▸ Stored rows

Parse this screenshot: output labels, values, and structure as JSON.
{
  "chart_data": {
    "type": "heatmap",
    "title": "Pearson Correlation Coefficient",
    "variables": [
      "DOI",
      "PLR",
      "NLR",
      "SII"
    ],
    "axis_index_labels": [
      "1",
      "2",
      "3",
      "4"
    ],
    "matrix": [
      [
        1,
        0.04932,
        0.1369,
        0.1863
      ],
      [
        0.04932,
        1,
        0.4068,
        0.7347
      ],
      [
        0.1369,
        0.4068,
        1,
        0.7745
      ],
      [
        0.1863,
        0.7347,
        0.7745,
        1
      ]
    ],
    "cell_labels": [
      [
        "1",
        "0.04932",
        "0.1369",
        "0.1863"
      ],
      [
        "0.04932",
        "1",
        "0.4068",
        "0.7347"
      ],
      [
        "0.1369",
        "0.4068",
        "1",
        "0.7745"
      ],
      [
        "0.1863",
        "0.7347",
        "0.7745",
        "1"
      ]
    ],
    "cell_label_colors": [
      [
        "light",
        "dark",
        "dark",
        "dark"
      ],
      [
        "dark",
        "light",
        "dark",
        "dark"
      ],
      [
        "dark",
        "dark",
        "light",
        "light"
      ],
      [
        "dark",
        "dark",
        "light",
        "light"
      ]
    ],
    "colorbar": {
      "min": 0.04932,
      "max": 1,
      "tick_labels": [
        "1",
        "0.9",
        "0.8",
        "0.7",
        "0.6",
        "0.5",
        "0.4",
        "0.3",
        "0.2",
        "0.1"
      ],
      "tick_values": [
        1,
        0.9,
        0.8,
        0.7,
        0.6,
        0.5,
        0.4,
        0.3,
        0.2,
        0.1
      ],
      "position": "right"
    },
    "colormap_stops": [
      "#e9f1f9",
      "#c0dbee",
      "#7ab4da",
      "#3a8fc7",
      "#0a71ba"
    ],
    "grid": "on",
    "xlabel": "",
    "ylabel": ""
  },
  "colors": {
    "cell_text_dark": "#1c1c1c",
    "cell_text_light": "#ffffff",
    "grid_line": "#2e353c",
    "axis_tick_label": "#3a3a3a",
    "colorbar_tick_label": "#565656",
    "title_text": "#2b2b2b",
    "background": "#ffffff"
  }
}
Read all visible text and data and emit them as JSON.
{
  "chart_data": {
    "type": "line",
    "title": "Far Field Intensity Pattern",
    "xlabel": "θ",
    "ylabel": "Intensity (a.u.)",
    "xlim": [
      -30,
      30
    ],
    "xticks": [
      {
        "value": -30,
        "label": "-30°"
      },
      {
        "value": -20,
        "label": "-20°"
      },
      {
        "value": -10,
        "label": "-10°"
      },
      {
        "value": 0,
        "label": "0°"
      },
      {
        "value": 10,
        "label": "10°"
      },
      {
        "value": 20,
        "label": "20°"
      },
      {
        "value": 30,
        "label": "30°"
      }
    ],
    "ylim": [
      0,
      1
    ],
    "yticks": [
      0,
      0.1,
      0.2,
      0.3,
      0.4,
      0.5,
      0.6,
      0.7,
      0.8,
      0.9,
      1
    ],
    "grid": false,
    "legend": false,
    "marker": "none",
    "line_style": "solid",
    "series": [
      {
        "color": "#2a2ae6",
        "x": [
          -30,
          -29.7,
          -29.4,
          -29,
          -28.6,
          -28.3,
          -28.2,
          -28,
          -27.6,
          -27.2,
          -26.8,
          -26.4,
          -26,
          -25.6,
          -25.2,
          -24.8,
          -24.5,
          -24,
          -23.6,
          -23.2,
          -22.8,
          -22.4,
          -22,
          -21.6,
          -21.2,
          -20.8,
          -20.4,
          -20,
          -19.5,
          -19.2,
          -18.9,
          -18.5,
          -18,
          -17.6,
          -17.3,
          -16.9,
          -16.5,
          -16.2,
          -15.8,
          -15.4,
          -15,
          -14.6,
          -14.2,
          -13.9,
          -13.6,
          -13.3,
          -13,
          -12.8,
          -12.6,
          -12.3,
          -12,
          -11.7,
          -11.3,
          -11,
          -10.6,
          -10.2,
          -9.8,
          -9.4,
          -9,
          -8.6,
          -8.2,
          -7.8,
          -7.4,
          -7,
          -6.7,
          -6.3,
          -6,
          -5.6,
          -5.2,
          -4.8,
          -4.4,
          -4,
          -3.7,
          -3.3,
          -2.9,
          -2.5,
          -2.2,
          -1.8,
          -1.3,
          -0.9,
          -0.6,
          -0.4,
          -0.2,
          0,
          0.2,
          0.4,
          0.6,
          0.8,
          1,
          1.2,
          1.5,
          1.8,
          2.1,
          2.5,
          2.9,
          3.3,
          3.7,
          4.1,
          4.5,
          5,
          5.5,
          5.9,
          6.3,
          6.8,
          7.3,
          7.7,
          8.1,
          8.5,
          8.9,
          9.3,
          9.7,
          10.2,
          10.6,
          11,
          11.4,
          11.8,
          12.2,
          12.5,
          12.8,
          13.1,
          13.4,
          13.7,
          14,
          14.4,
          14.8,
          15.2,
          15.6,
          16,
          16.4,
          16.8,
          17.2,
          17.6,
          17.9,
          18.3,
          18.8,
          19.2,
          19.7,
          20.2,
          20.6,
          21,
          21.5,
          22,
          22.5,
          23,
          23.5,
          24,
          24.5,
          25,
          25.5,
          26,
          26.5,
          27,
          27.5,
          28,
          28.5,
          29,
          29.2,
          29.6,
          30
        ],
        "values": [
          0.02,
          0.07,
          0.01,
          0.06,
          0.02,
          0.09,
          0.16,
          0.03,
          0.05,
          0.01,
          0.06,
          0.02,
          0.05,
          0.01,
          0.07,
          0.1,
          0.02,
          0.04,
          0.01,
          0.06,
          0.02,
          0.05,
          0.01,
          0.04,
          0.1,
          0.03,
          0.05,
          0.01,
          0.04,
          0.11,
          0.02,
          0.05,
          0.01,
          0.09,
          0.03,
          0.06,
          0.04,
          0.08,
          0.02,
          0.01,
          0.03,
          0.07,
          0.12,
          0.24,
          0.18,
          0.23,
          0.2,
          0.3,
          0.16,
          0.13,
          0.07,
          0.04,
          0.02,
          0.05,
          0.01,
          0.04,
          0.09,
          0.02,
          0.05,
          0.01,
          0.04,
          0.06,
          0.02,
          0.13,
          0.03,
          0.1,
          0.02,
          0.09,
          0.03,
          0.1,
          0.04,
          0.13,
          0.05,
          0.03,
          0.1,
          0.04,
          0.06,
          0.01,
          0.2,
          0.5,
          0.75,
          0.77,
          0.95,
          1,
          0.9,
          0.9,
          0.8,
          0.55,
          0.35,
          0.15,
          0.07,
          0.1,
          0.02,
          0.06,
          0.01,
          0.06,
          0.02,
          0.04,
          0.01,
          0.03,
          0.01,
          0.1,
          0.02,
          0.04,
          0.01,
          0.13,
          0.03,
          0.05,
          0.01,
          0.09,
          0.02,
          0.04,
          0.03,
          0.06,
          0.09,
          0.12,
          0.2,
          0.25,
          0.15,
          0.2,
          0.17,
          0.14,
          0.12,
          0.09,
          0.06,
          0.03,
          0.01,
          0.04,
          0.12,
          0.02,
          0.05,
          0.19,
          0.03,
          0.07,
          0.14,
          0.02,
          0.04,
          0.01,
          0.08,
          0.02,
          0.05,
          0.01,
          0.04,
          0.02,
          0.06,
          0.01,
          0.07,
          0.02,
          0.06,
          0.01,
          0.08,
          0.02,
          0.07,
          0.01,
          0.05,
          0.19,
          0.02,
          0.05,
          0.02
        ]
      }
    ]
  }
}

▸ Task to complete
Pick out and copy the lines of the entries that hold the string "JSON".

▸ In response
Parse this screenshot: output labels, values, and structure as JSON.
Read all visible text and data and emit them as JSON.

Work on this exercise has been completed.